Dataset content
↓↓↓

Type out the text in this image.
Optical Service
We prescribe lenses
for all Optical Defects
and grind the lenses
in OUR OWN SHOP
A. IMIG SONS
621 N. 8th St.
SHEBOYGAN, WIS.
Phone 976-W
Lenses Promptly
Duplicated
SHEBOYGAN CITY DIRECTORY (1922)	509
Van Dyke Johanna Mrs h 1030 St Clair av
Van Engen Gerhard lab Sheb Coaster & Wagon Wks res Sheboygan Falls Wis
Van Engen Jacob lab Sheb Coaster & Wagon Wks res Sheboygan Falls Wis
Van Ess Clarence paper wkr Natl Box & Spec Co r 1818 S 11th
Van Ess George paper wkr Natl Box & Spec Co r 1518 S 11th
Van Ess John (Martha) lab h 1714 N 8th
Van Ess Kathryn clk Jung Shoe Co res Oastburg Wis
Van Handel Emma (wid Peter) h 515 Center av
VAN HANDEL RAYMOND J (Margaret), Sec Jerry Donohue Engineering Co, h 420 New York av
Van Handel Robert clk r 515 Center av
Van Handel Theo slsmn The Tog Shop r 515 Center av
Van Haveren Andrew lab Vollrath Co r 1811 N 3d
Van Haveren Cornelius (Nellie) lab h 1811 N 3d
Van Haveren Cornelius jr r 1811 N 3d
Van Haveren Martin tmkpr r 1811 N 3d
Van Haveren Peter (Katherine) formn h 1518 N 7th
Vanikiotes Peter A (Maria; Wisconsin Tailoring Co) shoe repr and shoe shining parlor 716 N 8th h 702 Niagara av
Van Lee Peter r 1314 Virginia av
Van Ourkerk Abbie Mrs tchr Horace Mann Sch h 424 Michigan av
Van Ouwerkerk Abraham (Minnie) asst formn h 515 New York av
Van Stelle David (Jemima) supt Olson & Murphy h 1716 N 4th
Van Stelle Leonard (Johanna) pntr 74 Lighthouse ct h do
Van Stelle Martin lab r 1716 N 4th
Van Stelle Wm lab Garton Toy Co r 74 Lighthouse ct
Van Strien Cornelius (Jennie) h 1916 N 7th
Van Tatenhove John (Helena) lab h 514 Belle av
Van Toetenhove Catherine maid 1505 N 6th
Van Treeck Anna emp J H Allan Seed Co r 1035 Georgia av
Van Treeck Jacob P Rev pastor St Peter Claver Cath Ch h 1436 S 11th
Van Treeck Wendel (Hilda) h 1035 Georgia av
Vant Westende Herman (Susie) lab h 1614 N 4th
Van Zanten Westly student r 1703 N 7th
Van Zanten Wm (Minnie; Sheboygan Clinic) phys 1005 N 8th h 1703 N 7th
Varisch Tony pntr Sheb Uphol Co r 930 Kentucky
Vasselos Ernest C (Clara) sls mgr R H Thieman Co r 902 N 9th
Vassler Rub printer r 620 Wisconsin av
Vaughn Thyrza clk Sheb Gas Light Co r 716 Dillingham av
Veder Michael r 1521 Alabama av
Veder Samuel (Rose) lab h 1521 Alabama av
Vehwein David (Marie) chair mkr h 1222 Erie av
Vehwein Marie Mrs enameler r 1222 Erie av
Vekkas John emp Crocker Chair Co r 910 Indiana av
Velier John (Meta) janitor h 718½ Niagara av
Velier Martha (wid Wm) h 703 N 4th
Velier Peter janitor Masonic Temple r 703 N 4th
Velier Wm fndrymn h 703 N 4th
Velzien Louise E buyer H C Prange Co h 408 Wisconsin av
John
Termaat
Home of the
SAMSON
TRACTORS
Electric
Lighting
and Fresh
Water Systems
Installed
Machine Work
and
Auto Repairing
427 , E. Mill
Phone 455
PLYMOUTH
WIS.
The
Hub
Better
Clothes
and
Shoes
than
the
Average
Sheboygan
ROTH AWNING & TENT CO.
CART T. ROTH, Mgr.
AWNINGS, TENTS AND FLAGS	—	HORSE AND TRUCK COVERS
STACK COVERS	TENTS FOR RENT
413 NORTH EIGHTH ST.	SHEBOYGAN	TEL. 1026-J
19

↑↑↑

Print the entries exactly. Include every one.

Type out the text in this image.
Optical Service
We prescribe lenses
for all Optical Defects
and grind the lenses
in OUR OWN SHOP
A. IMIG SONS
621 N. 8th St.
SHEBOYGAN, WIS.
Phone 976-W
Lenses Promptly
Duplicated
SHEBOYGAN CITY DIRECTORY (1922)	509
Van Dyke Johanna Mrs h 1030 St Clair av
Van Engen Gerhard lab Sheb Coaster & Wagon Wks res Sheboygan Falls Wis
Van Engen Jacob lab Sheb Coaster & Wagon Wks res Sheboygan Falls Wis
Van Ess Clarence paper wkr Natl Box & Spec Co r 1818 S 11th
Van Ess George paper wkr Natl Box & Spec Co r 1518 S 11th
Van Ess John (Martha) lab h 1714 N 8th
Van Ess Kathryn clk Jung Shoe Co res Oastburg Wis
Van Handel Emma (wid Peter) h 515 Center av
VAN HANDEL RAYMOND J (Margaret), Sec Jerry Donohue Engineering Co, h 420 New York av
Van Handel Robert clk r 515 Center av
Van Handel Theo slsmn The Tog Shop r 515 Center av
Van Haveren Andrew lab Vollrath Co r 1811 N 3d
Van Haveren Cornelius (Nellie) lab h 1811 N 3d
Van Haveren Cornelius jr r 1811 N 3d
Van Haveren Martin tmkpr r 1811 N 3d
Van Haveren Peter (Katherine) formn h 1518 N 7th
Vanikiotes Peter A (Maria; Wisconsin Tailoring Co) shoe repr and shoe shining parlor 716 N 8th h 702 Niagara av
Van Lee Peter r 1314 Virginia av
Van Ourkerk Abbie Mrs tchr Horace Mann Sch h 424 Michigan av
Van Ouwerkerk Abraham (Minnie) asst formn h 515 New York av
Van Stelle David (Jemima) supt Olson & Murphy h 1716 N 4th
Van Stelle Leonard (Johanna) pntr 74 Lighthouse ct h do
Van Stelle Martin lab r 1716 N 4th
Van Stelle Wm lab Garton Toy Co r 74 Lighthouse ct
Van Strien Cornelius (Jennie) h 1916 N 7th
Van Tatenhove John (Helena) lab h 514 Belle av
Van Toetenhove Catherine maid 1505 N 6th
Van Treeck Anna emp J H Allan Seed Co r 1035 Georgia av
Van Treeck Jacob P Rev pastor St Peter Claver Cath Ch h 1436 S 11th
Van Treeck Wendel (Hilda) h 1035 Georgia av
Vant Westende Herman (Susie) lab h 1614 N 4th
Van Zanten Westly student r 1703 N 7th
Van Zanten Wm (Minnie; Sheboygan Clinic) phys 1005 N 8th h 1703 N 7th
Varisch Tony pntr Sheb Uphol Co r 930 Kentucky
Vasselos Ernest C (Clara) sls mgr R H Thieman Co r 902 N 9th
Vassler Rub printer r 620 Wisconsin av
Vaughn Thyrza clk Sheb Gas Light Co r 716 Dillingham av
Veder Michael r 1521 Alabama av
Veder Samuel (Rose) lab h 1521 Alabama av
Vehwein David (Marie) chair mkr h 1222 Erie av
Vehwein Marie Mrs enameler r 1222 Erie av
Vekkas John emp Crocker Chair Co r 910 Indiana av
Velier John (Meta) janitor h 718½ Niagara av
Velier Martha (wid Wm) h 703 N 4th
Velier Peter janitor Masonic Temple r 703 N 4th
Velier Wm fndrymn h 703 N 4th
Velzien Louise E buyer H C Prange Co h 408 Wisconsin av
John
Termaat
Home of the
SAMSON
TRACTORS
Electric
Lighting
and Fresh
Water Systems
Installed
Machine Work
and
Auto Repairing
427 , E. Mill
Phone 455
PLYMOUTH
WIS.
The
Hub
Better
Clothes
and
Shoes
than
the
Average
Sheboygan
ROTH AWNING & TENT CO.
CART T. ROTH, Mgr.
AWNINGS, TENTS AND FLAGS	—	HORSE AND TRUCK COVERS
STACK COVERS	TENTS FOR RENT
413 NORTH EIGHTH ST.	SHEBOYGAN	TEL. 1026-J
19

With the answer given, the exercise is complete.